## Supplied material

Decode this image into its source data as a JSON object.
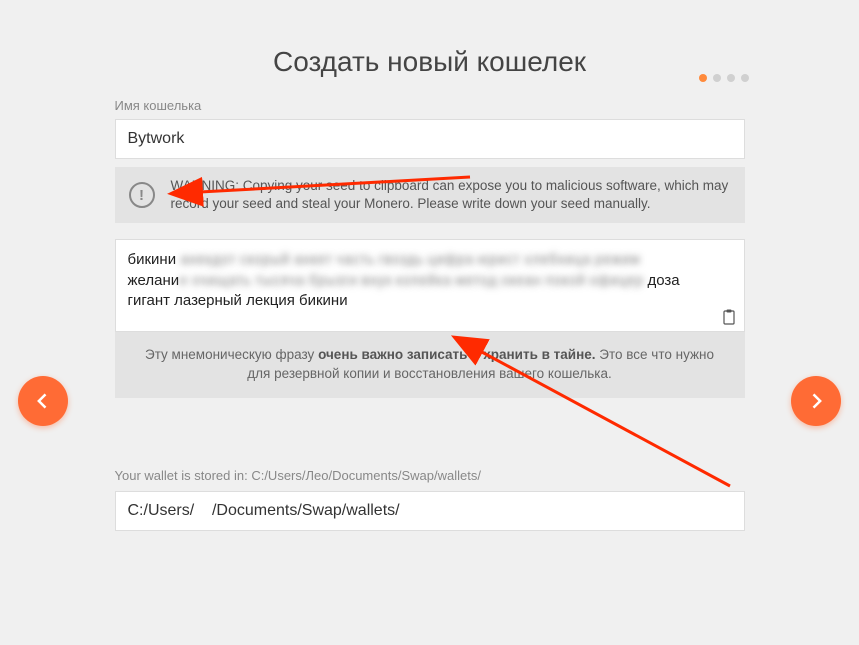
{
  "title": "Создать новый кошелек",
  "wallet_name": {
    "label": "Имя кошелька",
    "value": "Bytwork"
  },
  "warning": {
    "text": "WARNING: Copying your seed to clipboard can expose you to malicious software, which may record your seed and steal your Monero. Please write down your seed manually."
  },
  "seed": {
    "line1_visible": "бикини",
    "line1_blur": " анекдот скорый анкет часть гвоздь цифра юрист хлебница режим",
    "line2_visible_a": "желани",
    "line2_blur": "е очищать тысяча брызги внук копейка метод океан покой офицер",
    "line2_visible_b": " доза",
    "line3_visible": "гигант лазерный лекция бикини"
  },
  "mnemonic_note": {
    "pre": "Эту мнемоническую фразу ",
    "bold": "очень важно записать и хранить в тайне.",
    "post": " Это все что нужно для резервной копии и восстановления вашего кошелька."
  },
  "path": {
    "label_prefix": "Your wallet is stored in: ",
    "label_path": "C:/Users/Лео/Documents/Swap/wallets/",
    "value": "C:/Users/    /Documents/Swap/wallets/"
  },
  "colors": {
    "accent": "#ff6b35"
  }
}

## Exercise instructions
Locate each line with the word "Users" and copy it.

## The solution
    "label_path": "C:/Users/Лео/Documents/Swap/wallets/",
    "value": "C:/Users/    /Documents/Swap/wallets/"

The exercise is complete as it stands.